» **Directions for this task**
Pick every line from the data that holds the word "content".

» **Data records**
- - - -

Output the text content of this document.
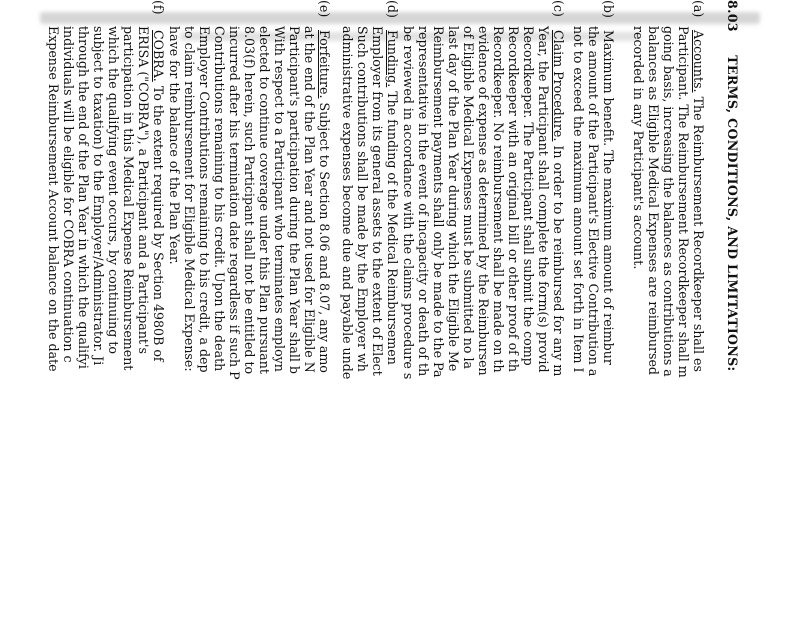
8.03  TERMS, CONDITIONS, AND LIMITATIONS:
(a) Accounts. The Reimbursement Recordkeeper shall es
Participant. The Reimbursement Recordkeeper shall m
going basis, increasing the balances as contributions a
balances as Eligible Medical Expenses are reimbursed
recorded in any Participant's account.
(b) Maximum benefit. The maximum amount of reimbur
the amount of the Participant's Elective Contribution a
not to exceed the maximum amount set forth in Item I
(c) Claim Procedure. In order to be reimbursed for any m
Year, the Participant shall complete the form(s) provid
Recordkeeper. The Participant shall submit the comp
Recordkeeper with an original bill or other proof of th
Recordkeeper. No reimbursement shall be made on th
evidence of expense as determined by the Reimbursen
of Eligible Medical Expenses must be submitted no la
last day of the Plan Year during which the Eligible Me
Reimbursement payments shall only be made to the Pa
representative in the event of incapacity or death of th
be reviewed in accordance with the claims procedure s
(d) Funding. The funding of the Medical Reimbursemen
Employer from its general assets to the extent of Elect
Such contributions shall be made by the Employer wh
administrative expenses become due and payable unde
(e) Forfeiture. Subject to Section 8.06 and 8.07, any amo
at the end of the Plan Year and not used for Eligible N
Participant's participation during the Plan Year shall b
With respect to a Participant who terminates employn
elected to continue coverage under this Plan pursuant
8.03(f) herein, such Participant shall not be entitled to
incurred after his termination date regardless if such P
Contributions remaining to his credit. Upon the death
Employer Contributions remaining to his credit, a dep
to claim reimbursement for Eligible Medical Expense:
have for the balance of the Plan Year.
(f) COBRA. To the extent required by Section 4980B of
ERISA ("COBRA"), a Participant and a Participant's
participation in this Medical Expense Reimbursement
which the qualifying event occurs, by continuing to
subject to taxation) to the Employer/Administrator. Ji
through the end of the Plan Year in which the qualifyi
individuals will be eligible for COBRA continuation c
Expense Reimbursement Account balance on the date
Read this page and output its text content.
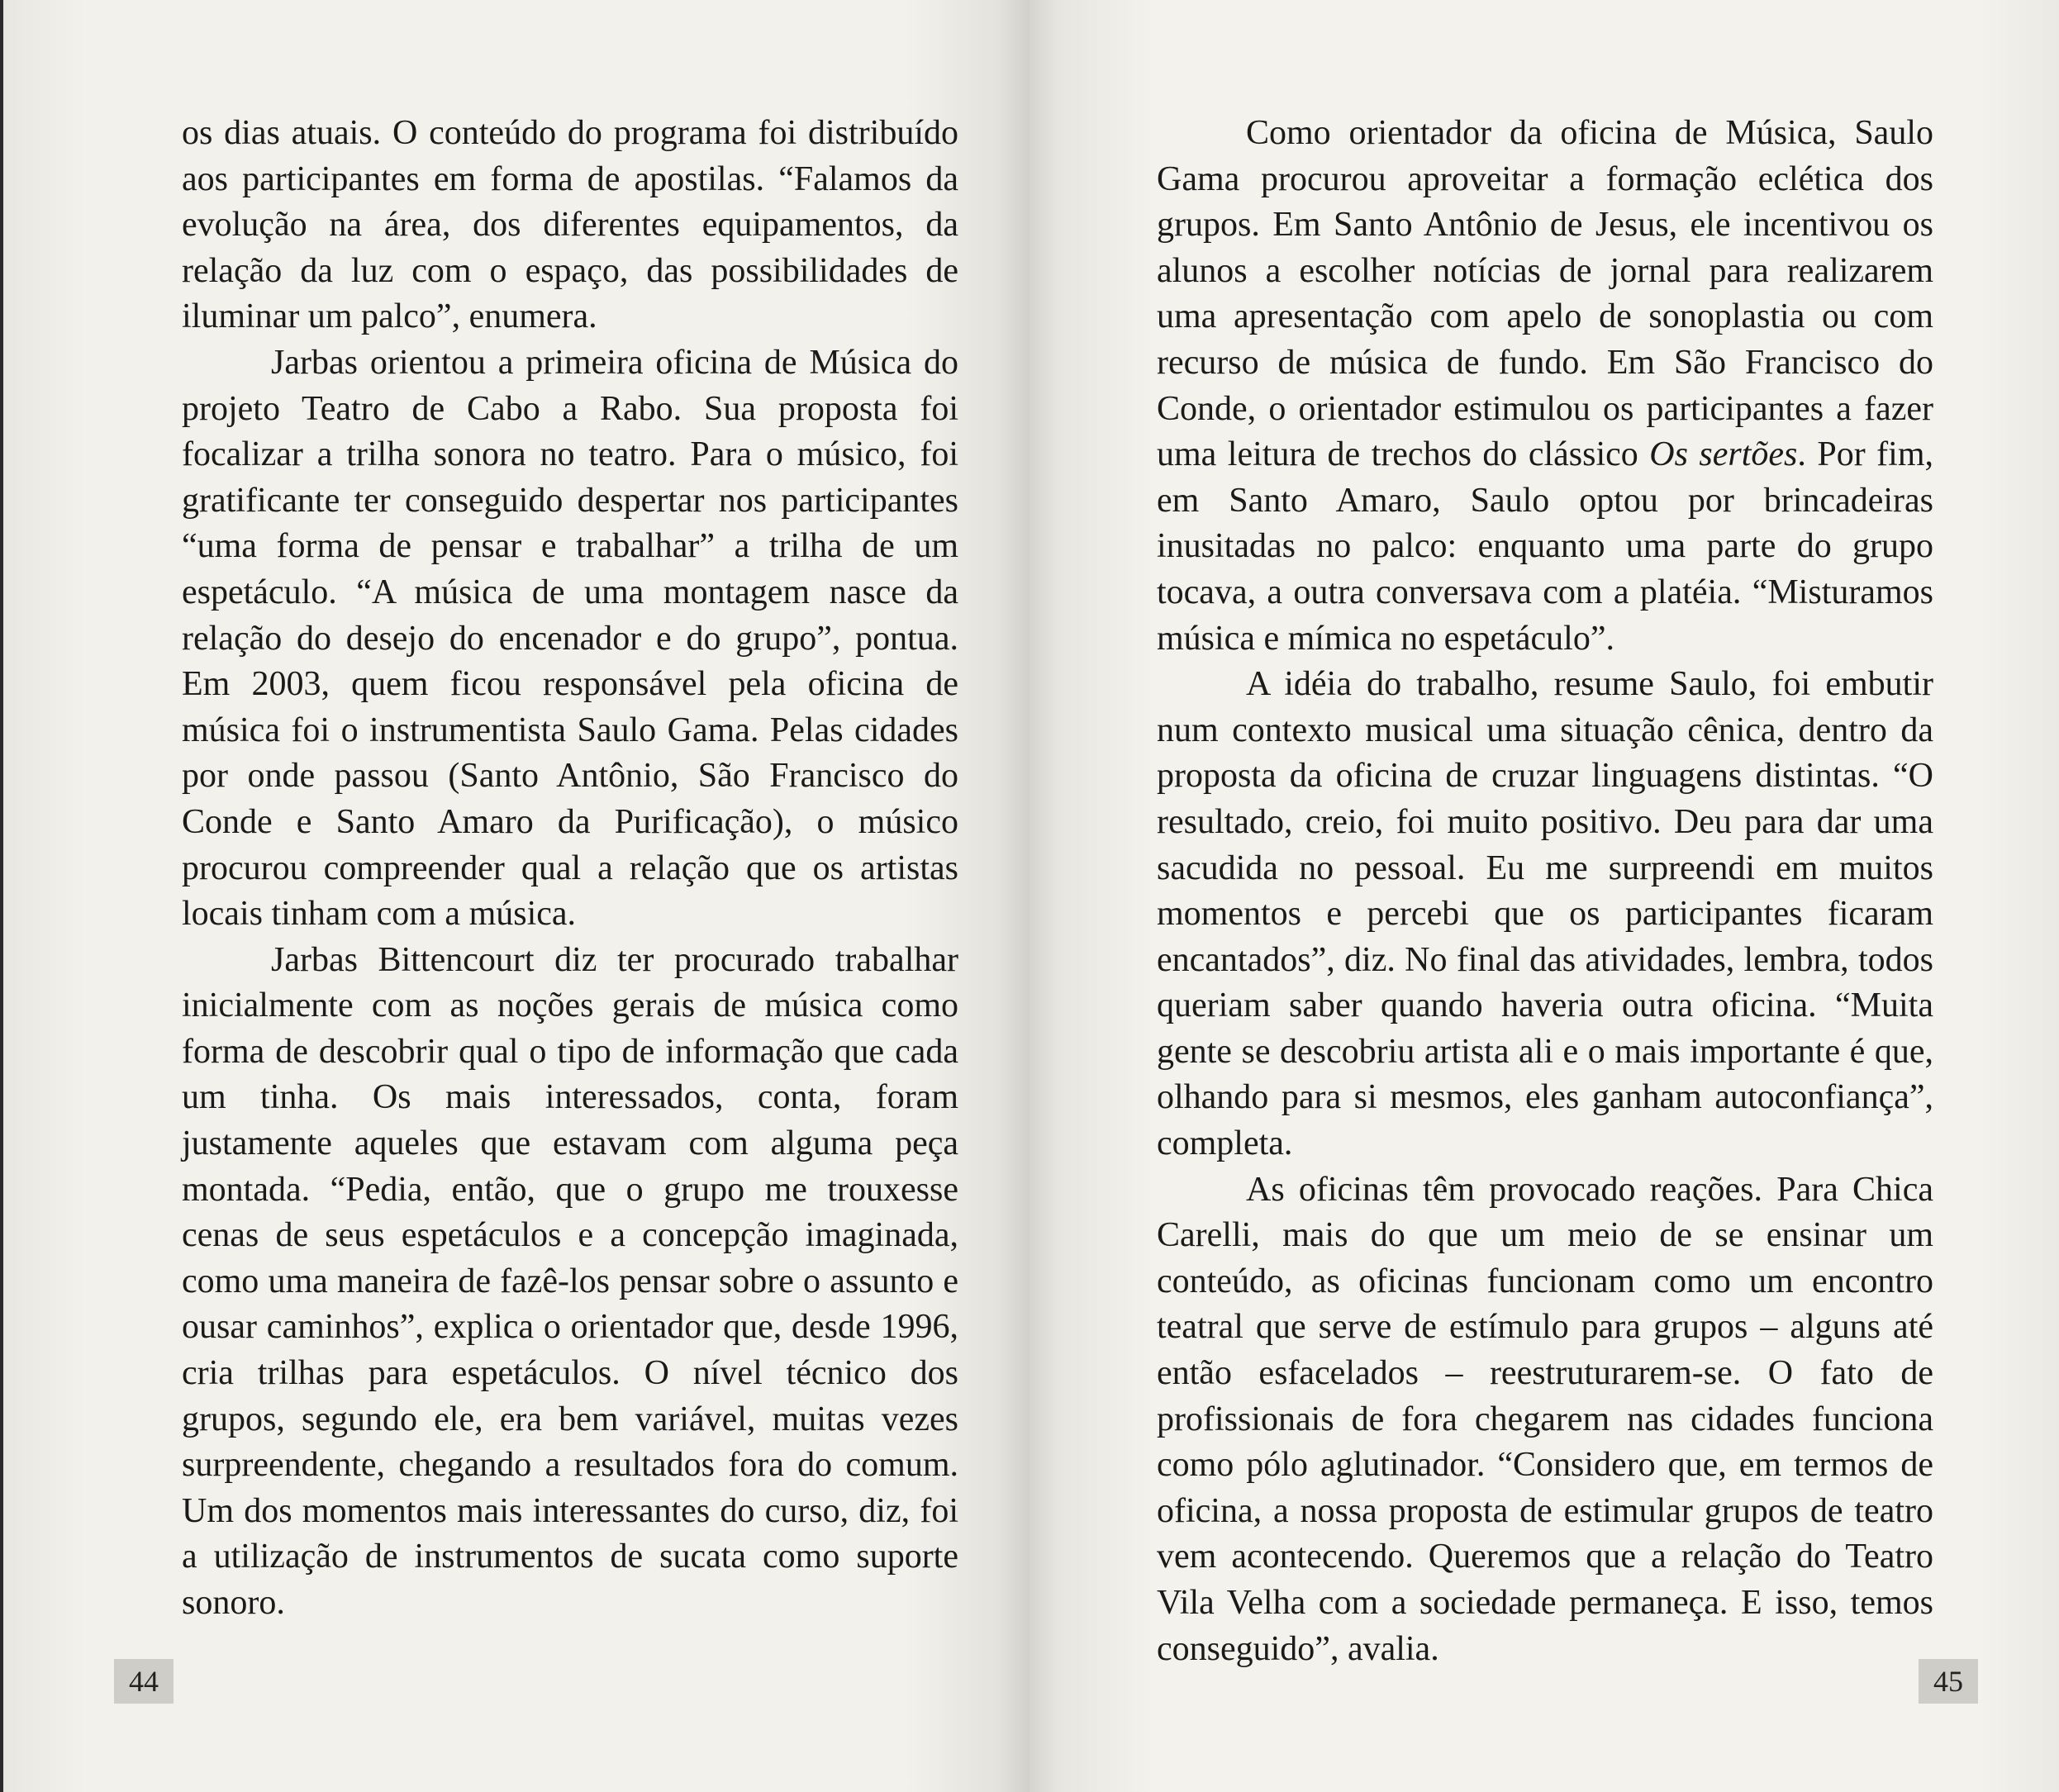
os dias atuais. O conteúdo do programa foi distribuído aos participantes em forma de apostilas. “Falamos da evolução na área, dos diferentes equipamentos, da relação da luz com o espaço, das possibilidades de iluminar um palco”, enumera.

Jarbas orientou a primeira oficina de Música do projeto Teatro de Cabo a Rabo. Sua proposta foi focalizar a trilha sonora no teatro. Para o músico, foi gratificante ter conseguido despertar nos participantes “uma forma de pensar e trabalhar” a trilha de um espetáculo. “A música de uma montagem nasce da relação do desejo do encenador e do grupo”, pontua. Em 2003, quem ficou responsável pela oficina de música foi o instrumentista Saulo Gama. Pelas cidades por onde passou (Santo Antônio, São Francisco do Conde e Santo Amaro da Purificação), o músico procurou compreender qual a relação que os artistas locais tinham com a música.

Jarbas Bittencourt diz ter procurado trabalhar inicialmente com as noções gerais de música como forma de descobrir qual o tipo de informação que cada um tinha. Os mais interessados, conta, foram justamente aqueles que estavam com alguma peça montada. “Pedia, então, que o grupo me trouxesse cenas de seus espetáculos e a concepção imaginada, como uma maneira de fazê-los pensar sobre o assunto e ousar caminhos”, explica o orientador que, desde 1996, cria trilhas para espetáculos. O nível técnico dos grupos, segundo ele, era bem variável, muitas vezes surpreendente, chegando a resultados fora do comum. Um dos momentos mais interessantes do curso, diz, foi a utilização de instrumentos de sucata como suporte sonoro.

44

Como orientador da oficina de Música, Saulo Gama procurou aproveitar a formação eclética dos grupos. Em Santo Antônio de Jesus, ele incentivou os alunos a escolher notícias de jornal para realizarem uma apresentação com apelo de sonoplastia ou com recurso de música de fundo. Em São Francisco do Conde, o orientador estimulou os participantes a fazer uma leitura de trechos do clássico Os sertões. Por fim, em Santo Amaro, Saulo optou por brincadeiras inusitadas no palco: enquanto uma parte do grupo tocava, a outra conversava com a platéia. “Misturamos música e mímica no espetáculo”.

A idéia do trabalho, resume Saulo, foi embutir num contexto musical uma situação cênica, dentro da proposta da oficina de cruzar linguagens distintas. “O resultado, creio, foi muito positivo. Deu para dar uma sacudida no pessoal. Eu me surpreendi em muitos momentos e percebi que os participantes ficaram encantados”, diz. No final das atividades, lembra, todos queriam saber quando haveria outra oficina. “Muita gente se descobriu artista ali e o mais importante é que, olhando para si mesmos, eles ganham autoconfiança”, completa.

As oficinas têm provocado reações. Para Chica Carelli, mais do que um meio de se ensinar um conteúdo, as oficinas funcionam como um encontro teatral que serve de estímulo para grupos – alguns até então esfacelados – reestruturarem-se. O fato de profissionais de fora chegarem nas cidades funciona como pólo aglutinador. “Considero que, em termos de oficina, a nossa proposta de estimular grupos de teatro vem acontecendo. Queremos que a relação do Teatro Vila Velha com a sociedade permaneça. E isso, temos conseguido”, avalia.

45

- - - -

» **Response to the task**
Output the text content of this document.
Read this page and output its text content.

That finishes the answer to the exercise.